— start —

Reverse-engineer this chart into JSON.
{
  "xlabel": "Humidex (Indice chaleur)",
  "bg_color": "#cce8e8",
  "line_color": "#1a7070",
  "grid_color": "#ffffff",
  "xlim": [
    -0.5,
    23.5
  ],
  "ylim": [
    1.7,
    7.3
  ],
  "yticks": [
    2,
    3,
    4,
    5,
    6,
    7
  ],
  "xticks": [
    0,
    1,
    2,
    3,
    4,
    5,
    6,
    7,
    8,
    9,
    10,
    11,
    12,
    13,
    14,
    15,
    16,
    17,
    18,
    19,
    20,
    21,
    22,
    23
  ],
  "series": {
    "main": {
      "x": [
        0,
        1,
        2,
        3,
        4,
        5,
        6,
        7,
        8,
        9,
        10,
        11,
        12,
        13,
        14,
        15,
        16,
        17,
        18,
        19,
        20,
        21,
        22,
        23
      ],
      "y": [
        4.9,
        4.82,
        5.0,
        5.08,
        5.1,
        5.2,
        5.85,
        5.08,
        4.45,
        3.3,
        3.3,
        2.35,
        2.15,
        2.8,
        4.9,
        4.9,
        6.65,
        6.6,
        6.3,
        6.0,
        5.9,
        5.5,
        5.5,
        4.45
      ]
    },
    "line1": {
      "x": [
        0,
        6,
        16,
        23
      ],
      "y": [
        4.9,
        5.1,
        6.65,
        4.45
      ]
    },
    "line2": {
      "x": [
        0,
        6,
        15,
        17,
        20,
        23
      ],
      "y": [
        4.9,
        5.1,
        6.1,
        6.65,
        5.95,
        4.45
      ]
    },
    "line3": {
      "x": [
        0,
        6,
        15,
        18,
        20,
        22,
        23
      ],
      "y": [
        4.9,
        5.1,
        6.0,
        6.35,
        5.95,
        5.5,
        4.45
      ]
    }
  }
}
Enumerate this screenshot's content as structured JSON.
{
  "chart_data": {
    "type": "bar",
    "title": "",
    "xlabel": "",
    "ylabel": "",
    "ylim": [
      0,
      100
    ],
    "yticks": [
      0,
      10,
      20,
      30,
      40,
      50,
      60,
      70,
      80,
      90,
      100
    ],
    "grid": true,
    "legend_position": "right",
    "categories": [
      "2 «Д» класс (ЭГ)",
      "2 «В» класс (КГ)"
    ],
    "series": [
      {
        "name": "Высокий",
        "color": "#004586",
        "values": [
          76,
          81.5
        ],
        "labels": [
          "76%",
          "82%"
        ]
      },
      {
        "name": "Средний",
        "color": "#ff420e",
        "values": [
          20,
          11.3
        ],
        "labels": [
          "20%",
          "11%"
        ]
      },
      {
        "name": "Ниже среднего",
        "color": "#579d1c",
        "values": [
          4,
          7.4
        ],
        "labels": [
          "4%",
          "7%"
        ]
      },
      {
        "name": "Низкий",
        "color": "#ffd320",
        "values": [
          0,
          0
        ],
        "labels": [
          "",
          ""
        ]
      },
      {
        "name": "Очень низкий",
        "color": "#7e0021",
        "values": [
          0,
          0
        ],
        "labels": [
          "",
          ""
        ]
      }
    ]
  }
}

— end —

> [Exercise brief]:
Recopy the entries above in their entirety, exactly.

> [Finished answer]:
Reverse-engineer this chart into JSON.
{
  "xlabel": "Humidex (Indice chaleur)",
  "bg_color": "#cce8e8",
  "line_color": "#1a7070",
  "grid_color": "#ffffff",
  "xlim": [
    -0.5,
    23.5
  ],
  "ylim": [
    1.7,
    7.3
  ],
  "yticks": [
    2,
    3,
    4,
    5,
    6,
    7
  ],
  "xticks": [
    0,
    1,
    2,
    3,
    4,
    5,
    6,
    7,
    8,
    9,
    10,
    11,
    12,
    13,
    14,
    15,
    16,
    17,
    18,
    19,
    20,
    21,
    22,
    23
  ],
  "series": {
    "main": {
      "x": [
        0,
        1,
        2,
        3,
        4,
        5,
        6,
        7,
        8,
        9,
        10,
        11,
        12,
        13,
        14,
        15,
        16,
        17,
        18,
        19,
        20,
        21,
        22,
        23
      ],
      "y": [
        4.9,
        4.82,
        5.0,
        5.08,
        5.1,
        5.2,
        5.85,
        5.08,
        4.45,
        3.3,
        3.3,
        2.35,
        2.15,
        2.8,
        4.9,
        4.9,
        6.65,
        6.6,
        6.3,
        6.0,
        5.9,
        5.5,
        5.5,
        4.45
      ]
    },
    "line1": {
      "x": [
        0,
        6,
        16,
        23
      ],
      "y": [
        4.9,
        5.1,
        6.65,
        4.45
      ]
    },
    "line2": {
      "x": [
        0,
        6,
        15,
        17,
        20,
        23
      ],
      "y": [
        4.9,
        5.1,
        6.1,
        6.65,
        5.95,
        4.45
      ]
    },
    "line3": {
      "x": [
        0,
        6,
        15,
        18,
        20,
        22,
        23
      ],
      "y": [
        4.9,
        5.1,
        6.0,
        6.35,
        5.95,
        5.5,
        4.45
      ]
    }
  }
}
Enumerate this screenshot's content as structured JSON.
{
  "chart_data": {
    "type": "bar",
    "title": "",
    "xlabel": "",
    "ylabel": "",
    "ylim": [
      0,
      100
    ],
    "yticks": [
      0,
      10,
      20,
      30,
      40,
      50,
      60,
      70,
      80,
      90,
      100
    ],
    "grid": true,
    "legend_position": "right",
    "categories": [
      "2 «Д» класс (ЭГ)",
      "2 «В» класс (КГ)"
    ],
    "series": [
      {
        "name": "Высокий",
        "color": "#004586",
        "values": [
          76,
          81.5
        ],
        "labels": [
          "76%",
          "82%"
        ]
      },
      {
        "name": "Средний",
        "color": "#ff420e",
        "values": [
          20,
          11.3
        ],
        "labels": [
          "20%",
          "11%"
        ]
      },
      {
        "name": "Ниже среднего",
        "color": "#579d1c",
        "values": [
          4,
          7.4
        ],
        "labels": [
          "4%",
          "7%"
        ]
      },
      {
        "name": "Низкий",
        "color": "#ffd320",
        "values": [
          0,
          0
        ],
        "labels": [
          "",
          ""
        ]
      },
      {
        "name": "Очень низкий",
        "color": "#7e0021",
        "values": [
          0,
          0
        ],
        "labels": [
          "",
          ""
        ]
      }
    ]
  }
}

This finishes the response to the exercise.